TASK DIRECTIONS → Find every line in the records that holds the string "content". Copy each one.

INFORMATION PROVIDED →
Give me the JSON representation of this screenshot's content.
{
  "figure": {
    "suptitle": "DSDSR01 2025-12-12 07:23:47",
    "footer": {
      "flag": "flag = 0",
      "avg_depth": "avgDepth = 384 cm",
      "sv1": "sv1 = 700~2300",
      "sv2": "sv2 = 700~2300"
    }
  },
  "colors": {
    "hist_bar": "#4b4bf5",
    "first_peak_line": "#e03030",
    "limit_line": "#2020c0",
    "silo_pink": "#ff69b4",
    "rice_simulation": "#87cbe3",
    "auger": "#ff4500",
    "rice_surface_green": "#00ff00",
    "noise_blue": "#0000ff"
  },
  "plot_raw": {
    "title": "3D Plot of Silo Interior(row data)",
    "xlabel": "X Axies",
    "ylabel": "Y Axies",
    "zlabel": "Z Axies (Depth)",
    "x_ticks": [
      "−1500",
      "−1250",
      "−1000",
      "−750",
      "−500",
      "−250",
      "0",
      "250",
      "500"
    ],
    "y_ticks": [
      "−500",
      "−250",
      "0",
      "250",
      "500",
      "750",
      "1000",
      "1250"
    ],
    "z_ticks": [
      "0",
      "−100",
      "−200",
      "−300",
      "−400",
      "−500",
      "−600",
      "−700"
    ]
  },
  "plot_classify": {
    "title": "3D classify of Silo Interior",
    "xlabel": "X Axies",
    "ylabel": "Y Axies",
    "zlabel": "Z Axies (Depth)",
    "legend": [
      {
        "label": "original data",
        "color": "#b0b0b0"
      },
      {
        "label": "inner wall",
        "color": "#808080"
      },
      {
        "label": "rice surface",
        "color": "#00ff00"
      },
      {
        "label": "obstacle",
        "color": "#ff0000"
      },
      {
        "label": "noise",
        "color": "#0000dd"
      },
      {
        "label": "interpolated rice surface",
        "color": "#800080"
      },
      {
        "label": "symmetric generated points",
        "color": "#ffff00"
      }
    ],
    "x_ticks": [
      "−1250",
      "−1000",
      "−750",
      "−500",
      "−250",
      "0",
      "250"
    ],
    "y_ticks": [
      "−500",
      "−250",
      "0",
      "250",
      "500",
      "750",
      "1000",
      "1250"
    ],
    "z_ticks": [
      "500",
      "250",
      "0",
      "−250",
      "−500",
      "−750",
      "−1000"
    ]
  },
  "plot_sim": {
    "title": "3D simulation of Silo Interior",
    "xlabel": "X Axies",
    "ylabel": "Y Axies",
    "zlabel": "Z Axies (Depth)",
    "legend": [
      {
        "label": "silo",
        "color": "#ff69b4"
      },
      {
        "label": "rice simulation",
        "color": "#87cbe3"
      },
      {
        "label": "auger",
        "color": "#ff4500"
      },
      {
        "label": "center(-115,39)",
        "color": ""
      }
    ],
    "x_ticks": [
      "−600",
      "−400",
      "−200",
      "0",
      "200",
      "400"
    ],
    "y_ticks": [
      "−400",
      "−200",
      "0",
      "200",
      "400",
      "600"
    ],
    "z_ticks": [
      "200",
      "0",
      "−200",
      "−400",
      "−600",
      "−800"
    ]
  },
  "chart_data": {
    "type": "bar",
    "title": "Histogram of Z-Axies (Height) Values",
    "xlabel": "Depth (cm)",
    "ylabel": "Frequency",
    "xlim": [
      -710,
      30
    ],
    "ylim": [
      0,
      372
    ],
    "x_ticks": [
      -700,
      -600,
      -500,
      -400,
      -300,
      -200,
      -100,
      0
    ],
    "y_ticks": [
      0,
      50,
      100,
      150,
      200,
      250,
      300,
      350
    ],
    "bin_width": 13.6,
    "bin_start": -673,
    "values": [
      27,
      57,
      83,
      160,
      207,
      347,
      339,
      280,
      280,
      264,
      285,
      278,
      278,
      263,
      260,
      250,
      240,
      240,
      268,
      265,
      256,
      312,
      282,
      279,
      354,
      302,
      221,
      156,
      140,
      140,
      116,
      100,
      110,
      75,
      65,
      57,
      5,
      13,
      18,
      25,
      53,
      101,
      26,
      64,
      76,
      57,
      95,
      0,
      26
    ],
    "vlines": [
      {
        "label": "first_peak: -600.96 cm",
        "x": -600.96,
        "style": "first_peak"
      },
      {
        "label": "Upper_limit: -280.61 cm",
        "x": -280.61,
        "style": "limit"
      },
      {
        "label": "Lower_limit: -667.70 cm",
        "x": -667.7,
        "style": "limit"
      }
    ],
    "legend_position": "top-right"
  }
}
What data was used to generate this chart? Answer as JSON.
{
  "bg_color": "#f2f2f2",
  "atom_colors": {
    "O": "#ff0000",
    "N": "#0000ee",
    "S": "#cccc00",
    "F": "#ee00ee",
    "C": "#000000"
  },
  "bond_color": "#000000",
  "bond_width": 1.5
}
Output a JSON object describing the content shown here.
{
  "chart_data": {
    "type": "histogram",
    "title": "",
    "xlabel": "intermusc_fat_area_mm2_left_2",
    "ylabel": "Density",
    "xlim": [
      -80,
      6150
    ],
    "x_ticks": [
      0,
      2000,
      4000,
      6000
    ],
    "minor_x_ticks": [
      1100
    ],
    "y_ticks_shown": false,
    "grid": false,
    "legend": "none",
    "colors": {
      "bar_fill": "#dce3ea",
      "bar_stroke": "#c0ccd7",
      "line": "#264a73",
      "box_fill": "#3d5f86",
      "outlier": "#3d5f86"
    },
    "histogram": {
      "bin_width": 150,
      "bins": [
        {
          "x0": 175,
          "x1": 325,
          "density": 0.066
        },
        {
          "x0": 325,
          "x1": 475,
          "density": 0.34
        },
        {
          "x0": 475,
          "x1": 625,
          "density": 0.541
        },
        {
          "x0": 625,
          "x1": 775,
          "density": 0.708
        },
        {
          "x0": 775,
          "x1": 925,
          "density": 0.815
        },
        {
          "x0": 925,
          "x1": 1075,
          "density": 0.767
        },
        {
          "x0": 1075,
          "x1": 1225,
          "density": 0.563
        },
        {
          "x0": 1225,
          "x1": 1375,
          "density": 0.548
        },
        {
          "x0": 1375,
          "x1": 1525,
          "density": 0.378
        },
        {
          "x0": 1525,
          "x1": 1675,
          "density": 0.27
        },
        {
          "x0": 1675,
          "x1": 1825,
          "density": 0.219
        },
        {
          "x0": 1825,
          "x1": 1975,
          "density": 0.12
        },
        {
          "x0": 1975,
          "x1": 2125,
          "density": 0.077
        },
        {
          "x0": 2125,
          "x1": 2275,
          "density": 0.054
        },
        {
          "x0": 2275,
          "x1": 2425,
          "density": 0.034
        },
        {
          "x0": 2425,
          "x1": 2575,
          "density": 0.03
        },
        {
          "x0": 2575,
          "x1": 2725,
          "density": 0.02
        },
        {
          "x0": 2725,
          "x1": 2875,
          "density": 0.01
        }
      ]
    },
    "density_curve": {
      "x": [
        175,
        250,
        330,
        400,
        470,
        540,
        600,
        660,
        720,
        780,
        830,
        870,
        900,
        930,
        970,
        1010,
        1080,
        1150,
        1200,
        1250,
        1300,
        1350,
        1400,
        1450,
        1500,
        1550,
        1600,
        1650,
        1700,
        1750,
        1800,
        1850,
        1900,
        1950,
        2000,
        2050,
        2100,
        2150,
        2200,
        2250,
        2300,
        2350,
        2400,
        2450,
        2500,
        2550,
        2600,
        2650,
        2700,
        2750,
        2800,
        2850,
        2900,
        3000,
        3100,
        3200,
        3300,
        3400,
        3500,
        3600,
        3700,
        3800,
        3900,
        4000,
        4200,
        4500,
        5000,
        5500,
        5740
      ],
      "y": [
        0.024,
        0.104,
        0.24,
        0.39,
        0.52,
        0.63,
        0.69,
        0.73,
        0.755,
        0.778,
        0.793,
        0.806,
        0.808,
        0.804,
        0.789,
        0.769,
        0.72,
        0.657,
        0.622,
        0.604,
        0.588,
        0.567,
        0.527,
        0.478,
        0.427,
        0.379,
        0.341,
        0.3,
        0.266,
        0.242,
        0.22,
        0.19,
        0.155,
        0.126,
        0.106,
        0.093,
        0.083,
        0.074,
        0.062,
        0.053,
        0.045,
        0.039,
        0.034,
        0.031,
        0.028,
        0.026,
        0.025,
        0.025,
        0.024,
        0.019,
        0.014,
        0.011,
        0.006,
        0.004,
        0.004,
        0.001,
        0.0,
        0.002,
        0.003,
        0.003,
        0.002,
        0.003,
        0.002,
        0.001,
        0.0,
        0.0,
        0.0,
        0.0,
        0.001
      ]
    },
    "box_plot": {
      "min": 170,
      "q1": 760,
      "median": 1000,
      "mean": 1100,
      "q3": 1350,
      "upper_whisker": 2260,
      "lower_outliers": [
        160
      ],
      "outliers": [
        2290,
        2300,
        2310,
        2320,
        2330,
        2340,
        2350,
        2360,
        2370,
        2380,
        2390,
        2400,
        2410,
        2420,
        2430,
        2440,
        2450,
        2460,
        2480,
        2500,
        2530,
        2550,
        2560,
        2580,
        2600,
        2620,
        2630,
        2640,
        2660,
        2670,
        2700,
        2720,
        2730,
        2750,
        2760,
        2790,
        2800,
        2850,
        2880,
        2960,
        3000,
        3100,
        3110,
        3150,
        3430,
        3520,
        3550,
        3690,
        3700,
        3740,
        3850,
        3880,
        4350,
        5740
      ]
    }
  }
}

RESULT OF THIS EXERCISE →
Give me the JSON representation of this screenshot's content.
Output a JSON object describing the content shown here.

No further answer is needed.